--- START Records provided ---

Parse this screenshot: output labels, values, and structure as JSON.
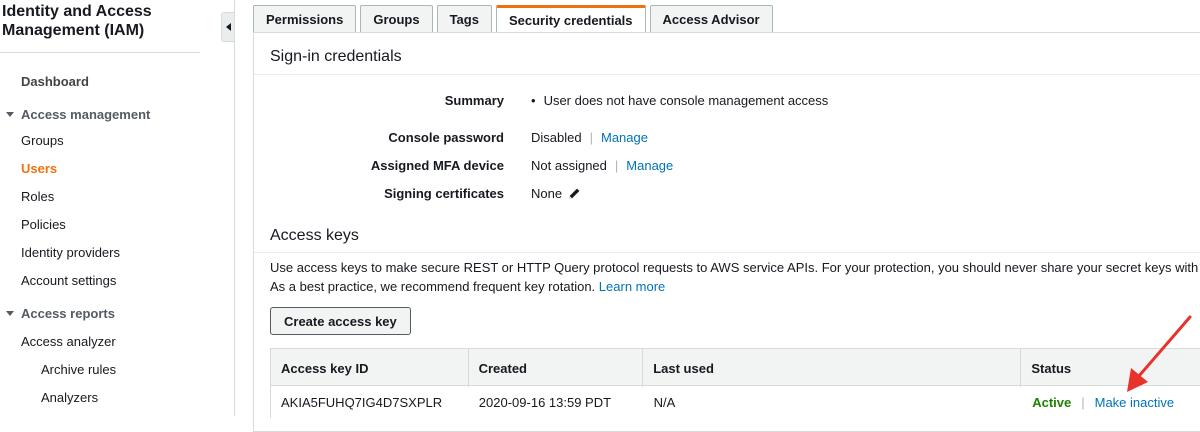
{
  "sidebar": {
    "title": "Identity and Access Management (IAM)",
    "dashboard": "Dashboard",
    "sections": [
      {
        "label": "Access management",
        "items": [
          "Groups",
          "Users",
          "Roles",
          "Policies",
          "Identity providers",
          "Account settings"
        ],
        "active": "Users"
      },
      {
        "label": "Access reports",
        "items": [
          "Access analyzer",
          "Archive rules",
          "Analyzers"
        ]
      }
    ]
  },
  "tabs": [
    "Permissions",
    "Groups",
    "Tags",
    "Security credentials",
    "Access Advisor"
  ],
  "active_tab": "Security credentials",
  "signin": {
    "title": "Sign-in credentials",
    "summary_label": "Summary",
    "summary_value": "User does not have console management access",
    "console_password_label": "Console password",
    "console_password_value": "Disabled",
    "console_password_link": "Manage",
    "mfa_label": "Assigned MFA device",
    "mfa_value": "Not assigned",
    "mfa_link": "Manage",
    "certs_label": "Signing certificates",
    "certs_value": "None"
  },
  "access_keys": {
    "title": "Access keys",
    "description_line1": "Use access keys to make secure REST or HTTP Query protocol requests to AWS service APIs. For your protection, you should never share your secret keys with anyo",
    "description_line2": "As a best practice, we recommend frequent key rotation.",
    "learn_more": "Learn more",
    "create_button": "Create access key",
    "columns": [
      "Access key ID",
      "Created",
      "Last used",
      "Status"
    ],
    "rows": [
      {
        "id": "AKIA5FUHQ7IG4D7SXPLR",
        "created": "2020-09-16 13:59 PDT",
        "last_used": "N/A",
        "status": "Active",
        "action": "Make inactive"
      }
    ]
  },
  "icons": {
    "collapse": "chevron-left-icon",
    "edit": "pencil-icon",
    "annotation": "red-arrow"
  },
  "colors": {
    "accent": "#ec7211",
    "link": "#0073bb",
    "active": "#1d8102",
    "annotation": "#e8322a"
  }
}
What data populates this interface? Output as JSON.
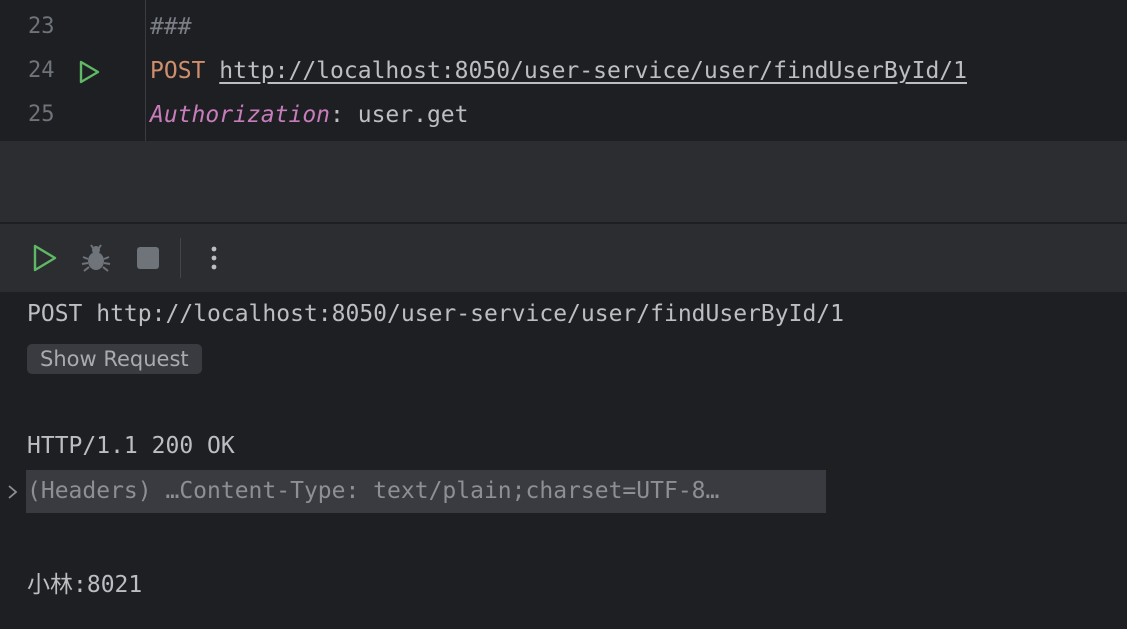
{
  "editor": {
    "lines": [
      {
        "number": "23",
        "text": "###"
      },
      {
        "number": "24",
        "method": "POST",
        "url": "http://localhost:8050/user-service/user/findUserById/1"
      },
      {
        "number": "25",
        "header_key": "Authorization",
        "separator": ": ",
        "header_value": "user.get"
      }
    ],
    "run_icon": "run-request-icon"
  },
  "toolbar": {
    "icons": [
      "run-icon",
      "debug-icon",
      "stop-icon",
      "more-options-icon"
    ],
    "more_label": "⋮"
  },
  "console": {
    "request_line": "POST http://localhost:8050/user-service/user/findUserById/1",
    "show_request_label": "Show Request",
    "status_line": "HTTP/1.1 200 OK",
    "headers_summary": "(Headers) …Content-Type: text/plain;charset=UTF-8…",
    "body": "小林:8021"
  },
  "colors": {
    "accent_green": "#5fb865",
    "method_orange": "#cf8e6d",
    "header_key_purple": "#c77dbb"
  }
}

--- END Records provided ---

» The task
Images in the records should not be copied. Repeat all the rest exactly.

» Result
Parse this screenshot: output labels, values, and structure as JSON.
{
  "sidebar": {
    "title": "Identity and Access Management (IAM)",
    "dashboard": "Dashboard",
    "sections": [
      {
        "label": "Access management",
        "items": [
          "Groups",
          "Users",
          "Roles",
          "Policies",
          "Identity providers",
          "Account settings"
        ],
        "active": "Users"
      },
      {
        "label": "Access reports",
        "items": [
          "Access analyzer",
          "Archive rules",
          "Analyzers"
        ]
      }
    ]
  },
  "tabs": [
    "Permissions",
    "Groups",
    "Tags",
    "Security credentials",
    "Access Advisor"
  ],
  "active_tab": "Security credentials",
  "signin": {
    "title": "Sign-in credentials",
    "summary_label": "Summary",
    "summary_value": "User does not have console management access",
    "console_password_label": "Console password",
    "console_password_value": "Disabled",
    "console_password_link": "Manage",
    "mfa_label": "Assigned MFA device",
    "mfa_value": "Not assigned",
    "mfa_link": "Manage",
    "certs_label": "Signing certificates",
    "certs_value": "None"
  },
  "access_keys": {
    "title": "Access keys",
    "description_line1": "Use access keys to make secure REST or HTTP Query protocol requests to AWS service APIs. For your protection, you should never share your secret keys with anyo",
    "description_line2": "As a best practice, we recommend frequent key rotation.",
    "learn_more": "Learn more",
    "create_button": "Create access key",
    "columns": [
      "Access key ID",
      "Created",
      "Last used",
      "Status"
    ],
    "rows": [
      {
        "id": "AKIA5FUHQ7IG4D7SXPLR",
        "created": "2020-09-16 13:59 PDT",
        "last_used": "N/A",
        "status": "Active",
        "action": "Make inactive"
      }
    ]
  },
  "icons": {
    "collapse": "chevron-left-icon",
    "edit": "pencil-icon",
    "annotation": "red-arrow"
  },
  "colors": {
    "accent": "#ec7211",
    "link": "#0073bb",
    "active": "#1d8102",
    "annotation": "#e8322a"
  }
}
What data populates this interface? Output as JSON.
{
  "editor": {
    "lines": [
      {
        "number": "23",
        "text": "###"
      },
      {
        "number": "24",
        "method": "POST",
        "url": "http://localhost:8050/user-service/user/findUserById/1"
      },
      {
        "number": "25",
        "header_key": "Authorization",
        "separator": ": ",
        "header_value": "user.get"
      }
    ],
    "run_icon": "run-request-icon"
  },
  "toolbar": {
    "icons": [
      "run-icon",
      "debug-icon",
      "stop-icon",
      "more-options-icon"
    ],
    "more_label": "⋮"
  },
  "console": {
    "request_line": "POST http://localhost:8050/user-service/user/findUserById/1",
    "show_request_label": "Show Request",
    "status_line": "HTTP/1.1 200 OK",
    "headers_summary": "(Headers) …Content-Type: text/plain;charset=UTF-8…",
    "body": "小林:8021"
  },
  "colors": {
    "accent_green": "#5fb865",
    "method_orange": "#cf8e6d",
    "header_key_purple": "#c77dbb"
  }
}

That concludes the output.